(GIVEN INSTRUCTION):
Scan the material for the word "title", and copy each line where it shows up.
## START DATASET ROWS
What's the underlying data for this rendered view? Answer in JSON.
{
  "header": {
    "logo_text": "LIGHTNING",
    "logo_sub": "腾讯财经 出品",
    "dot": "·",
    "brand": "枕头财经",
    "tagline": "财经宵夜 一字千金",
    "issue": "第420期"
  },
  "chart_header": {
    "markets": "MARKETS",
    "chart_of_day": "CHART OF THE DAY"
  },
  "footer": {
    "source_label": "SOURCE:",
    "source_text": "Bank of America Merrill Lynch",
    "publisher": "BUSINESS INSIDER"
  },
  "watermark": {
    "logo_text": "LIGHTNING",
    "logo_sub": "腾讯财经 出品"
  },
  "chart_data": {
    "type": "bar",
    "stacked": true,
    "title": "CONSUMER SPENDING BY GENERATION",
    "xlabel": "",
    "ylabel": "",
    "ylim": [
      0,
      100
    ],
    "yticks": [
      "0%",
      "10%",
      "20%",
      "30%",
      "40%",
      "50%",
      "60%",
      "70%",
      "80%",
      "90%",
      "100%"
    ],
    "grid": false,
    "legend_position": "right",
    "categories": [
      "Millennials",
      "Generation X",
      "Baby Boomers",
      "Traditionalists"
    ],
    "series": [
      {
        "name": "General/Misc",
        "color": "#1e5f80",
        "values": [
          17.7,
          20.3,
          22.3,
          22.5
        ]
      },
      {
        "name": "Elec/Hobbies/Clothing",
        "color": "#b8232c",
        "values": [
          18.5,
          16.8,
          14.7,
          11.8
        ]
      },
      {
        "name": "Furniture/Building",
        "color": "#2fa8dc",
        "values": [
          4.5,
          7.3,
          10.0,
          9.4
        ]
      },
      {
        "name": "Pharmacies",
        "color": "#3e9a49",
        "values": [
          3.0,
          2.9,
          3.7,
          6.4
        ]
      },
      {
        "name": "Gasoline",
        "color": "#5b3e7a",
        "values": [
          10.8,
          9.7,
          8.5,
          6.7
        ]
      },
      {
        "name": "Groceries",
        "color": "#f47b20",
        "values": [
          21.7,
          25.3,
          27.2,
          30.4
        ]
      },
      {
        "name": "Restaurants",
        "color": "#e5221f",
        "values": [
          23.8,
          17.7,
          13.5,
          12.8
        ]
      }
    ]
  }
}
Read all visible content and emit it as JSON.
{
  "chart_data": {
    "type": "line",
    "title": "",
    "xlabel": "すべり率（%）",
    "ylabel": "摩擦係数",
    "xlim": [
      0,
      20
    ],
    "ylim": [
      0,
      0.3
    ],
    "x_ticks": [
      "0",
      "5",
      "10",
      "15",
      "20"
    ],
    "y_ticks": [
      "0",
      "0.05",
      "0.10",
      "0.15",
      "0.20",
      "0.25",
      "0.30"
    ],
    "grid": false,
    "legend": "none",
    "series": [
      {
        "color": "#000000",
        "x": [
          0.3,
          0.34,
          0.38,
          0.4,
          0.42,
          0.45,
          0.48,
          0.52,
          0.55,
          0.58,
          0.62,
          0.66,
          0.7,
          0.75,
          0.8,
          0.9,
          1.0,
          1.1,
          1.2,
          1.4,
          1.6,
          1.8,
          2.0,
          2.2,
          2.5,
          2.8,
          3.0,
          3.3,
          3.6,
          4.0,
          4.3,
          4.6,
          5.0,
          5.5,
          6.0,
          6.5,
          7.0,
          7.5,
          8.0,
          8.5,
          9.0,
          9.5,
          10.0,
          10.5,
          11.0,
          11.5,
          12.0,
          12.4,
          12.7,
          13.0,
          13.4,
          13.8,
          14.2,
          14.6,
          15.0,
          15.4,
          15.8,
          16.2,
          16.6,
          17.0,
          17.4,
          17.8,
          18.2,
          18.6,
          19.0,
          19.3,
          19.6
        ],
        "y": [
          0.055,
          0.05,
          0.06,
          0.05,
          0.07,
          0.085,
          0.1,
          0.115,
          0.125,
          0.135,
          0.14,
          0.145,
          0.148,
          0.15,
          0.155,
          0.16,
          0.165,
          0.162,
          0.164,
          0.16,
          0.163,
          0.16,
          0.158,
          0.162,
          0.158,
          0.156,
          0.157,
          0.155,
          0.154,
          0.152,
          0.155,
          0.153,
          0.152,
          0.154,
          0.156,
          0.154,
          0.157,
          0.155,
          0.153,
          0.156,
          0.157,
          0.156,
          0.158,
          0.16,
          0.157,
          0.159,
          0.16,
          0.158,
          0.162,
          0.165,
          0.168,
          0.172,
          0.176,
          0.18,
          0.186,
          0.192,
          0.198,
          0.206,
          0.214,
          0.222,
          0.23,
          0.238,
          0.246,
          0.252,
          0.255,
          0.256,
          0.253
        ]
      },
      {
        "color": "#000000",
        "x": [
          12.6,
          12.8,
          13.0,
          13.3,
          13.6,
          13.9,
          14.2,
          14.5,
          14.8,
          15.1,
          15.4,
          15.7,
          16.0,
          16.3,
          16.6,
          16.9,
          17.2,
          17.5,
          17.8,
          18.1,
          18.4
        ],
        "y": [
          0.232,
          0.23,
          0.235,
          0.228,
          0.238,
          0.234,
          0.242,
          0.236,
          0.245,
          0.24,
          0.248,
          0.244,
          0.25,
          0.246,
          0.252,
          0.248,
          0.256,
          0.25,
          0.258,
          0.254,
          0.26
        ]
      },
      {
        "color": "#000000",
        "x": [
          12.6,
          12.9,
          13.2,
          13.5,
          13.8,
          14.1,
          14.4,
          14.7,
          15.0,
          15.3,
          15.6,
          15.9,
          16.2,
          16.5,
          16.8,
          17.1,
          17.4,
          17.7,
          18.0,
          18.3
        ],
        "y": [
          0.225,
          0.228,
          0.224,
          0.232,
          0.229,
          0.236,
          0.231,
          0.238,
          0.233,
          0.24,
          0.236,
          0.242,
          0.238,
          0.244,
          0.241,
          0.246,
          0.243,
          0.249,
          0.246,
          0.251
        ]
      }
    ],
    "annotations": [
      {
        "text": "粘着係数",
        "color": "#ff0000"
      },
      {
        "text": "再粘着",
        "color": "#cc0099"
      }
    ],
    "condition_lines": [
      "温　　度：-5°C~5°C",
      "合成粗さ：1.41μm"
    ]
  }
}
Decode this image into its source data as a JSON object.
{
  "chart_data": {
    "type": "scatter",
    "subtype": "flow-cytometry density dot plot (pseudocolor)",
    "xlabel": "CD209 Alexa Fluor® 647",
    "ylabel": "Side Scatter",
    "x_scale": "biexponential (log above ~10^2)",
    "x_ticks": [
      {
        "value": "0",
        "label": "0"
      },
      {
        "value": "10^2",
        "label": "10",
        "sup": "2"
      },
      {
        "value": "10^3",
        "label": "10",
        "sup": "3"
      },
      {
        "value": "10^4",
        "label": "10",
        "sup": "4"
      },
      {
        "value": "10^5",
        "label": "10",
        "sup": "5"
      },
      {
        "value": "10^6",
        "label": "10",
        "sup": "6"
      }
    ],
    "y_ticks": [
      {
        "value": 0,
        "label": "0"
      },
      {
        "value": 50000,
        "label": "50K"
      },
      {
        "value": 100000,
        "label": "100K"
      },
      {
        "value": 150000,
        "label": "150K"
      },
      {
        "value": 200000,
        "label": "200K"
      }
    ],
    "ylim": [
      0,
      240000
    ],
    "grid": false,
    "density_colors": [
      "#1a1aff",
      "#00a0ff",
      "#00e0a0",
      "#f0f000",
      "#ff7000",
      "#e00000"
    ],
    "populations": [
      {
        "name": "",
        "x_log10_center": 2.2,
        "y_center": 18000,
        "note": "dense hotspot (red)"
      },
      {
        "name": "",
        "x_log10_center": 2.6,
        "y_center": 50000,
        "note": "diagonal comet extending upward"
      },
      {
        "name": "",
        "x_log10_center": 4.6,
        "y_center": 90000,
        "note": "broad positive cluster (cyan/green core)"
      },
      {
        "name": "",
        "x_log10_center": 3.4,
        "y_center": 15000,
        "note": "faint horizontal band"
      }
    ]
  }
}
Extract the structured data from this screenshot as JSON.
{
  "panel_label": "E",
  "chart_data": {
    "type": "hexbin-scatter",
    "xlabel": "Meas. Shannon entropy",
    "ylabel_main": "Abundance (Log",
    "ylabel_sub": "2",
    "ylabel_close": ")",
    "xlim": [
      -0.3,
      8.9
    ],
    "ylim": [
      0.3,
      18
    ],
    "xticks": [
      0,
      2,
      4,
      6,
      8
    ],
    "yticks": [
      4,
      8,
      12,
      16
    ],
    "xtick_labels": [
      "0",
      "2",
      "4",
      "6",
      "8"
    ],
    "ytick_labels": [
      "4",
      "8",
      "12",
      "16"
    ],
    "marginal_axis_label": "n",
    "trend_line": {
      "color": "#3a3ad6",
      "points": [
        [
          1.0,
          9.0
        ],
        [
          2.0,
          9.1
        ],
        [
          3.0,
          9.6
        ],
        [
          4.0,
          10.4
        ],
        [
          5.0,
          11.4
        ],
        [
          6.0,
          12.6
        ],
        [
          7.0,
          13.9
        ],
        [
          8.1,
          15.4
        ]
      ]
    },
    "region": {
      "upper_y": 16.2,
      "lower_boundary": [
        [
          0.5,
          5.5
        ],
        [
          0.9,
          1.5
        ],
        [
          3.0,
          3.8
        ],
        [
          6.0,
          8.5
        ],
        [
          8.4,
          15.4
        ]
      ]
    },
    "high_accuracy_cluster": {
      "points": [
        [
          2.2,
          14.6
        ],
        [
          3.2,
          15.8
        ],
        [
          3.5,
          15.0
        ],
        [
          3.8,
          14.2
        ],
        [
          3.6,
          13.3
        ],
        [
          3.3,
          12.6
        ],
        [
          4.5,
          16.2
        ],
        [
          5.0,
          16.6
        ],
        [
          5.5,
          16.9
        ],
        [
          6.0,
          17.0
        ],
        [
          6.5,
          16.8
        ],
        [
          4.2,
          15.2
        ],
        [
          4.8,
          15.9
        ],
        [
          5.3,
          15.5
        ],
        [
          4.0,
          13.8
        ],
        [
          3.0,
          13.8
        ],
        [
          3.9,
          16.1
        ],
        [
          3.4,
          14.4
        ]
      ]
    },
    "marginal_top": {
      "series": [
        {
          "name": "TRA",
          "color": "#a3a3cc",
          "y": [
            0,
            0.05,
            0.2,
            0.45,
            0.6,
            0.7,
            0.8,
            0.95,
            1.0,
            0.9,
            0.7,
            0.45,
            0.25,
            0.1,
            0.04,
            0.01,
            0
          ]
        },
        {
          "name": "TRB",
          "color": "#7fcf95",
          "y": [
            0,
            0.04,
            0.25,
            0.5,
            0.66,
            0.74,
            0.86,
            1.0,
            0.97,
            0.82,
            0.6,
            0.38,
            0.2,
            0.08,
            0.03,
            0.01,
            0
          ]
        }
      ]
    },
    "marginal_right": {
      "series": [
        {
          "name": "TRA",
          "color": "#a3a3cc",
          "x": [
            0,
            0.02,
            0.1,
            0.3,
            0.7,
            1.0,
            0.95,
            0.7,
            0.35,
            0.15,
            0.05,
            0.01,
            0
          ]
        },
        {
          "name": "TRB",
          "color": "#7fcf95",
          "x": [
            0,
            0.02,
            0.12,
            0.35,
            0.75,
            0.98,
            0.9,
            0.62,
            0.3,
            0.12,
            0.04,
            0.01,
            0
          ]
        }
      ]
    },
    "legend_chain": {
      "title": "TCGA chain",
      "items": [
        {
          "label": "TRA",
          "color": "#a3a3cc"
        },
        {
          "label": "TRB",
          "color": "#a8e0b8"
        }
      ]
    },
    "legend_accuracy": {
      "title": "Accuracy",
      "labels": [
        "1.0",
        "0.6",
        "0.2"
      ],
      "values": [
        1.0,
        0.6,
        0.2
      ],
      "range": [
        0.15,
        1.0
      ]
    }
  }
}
## END DATASET ROWS
(THE ANSWER):
    "title": "CONSUMER SPENDING BY GENERATION",
    "title": "",
      "title": "TCGA chain",
      "title": "Accuracy",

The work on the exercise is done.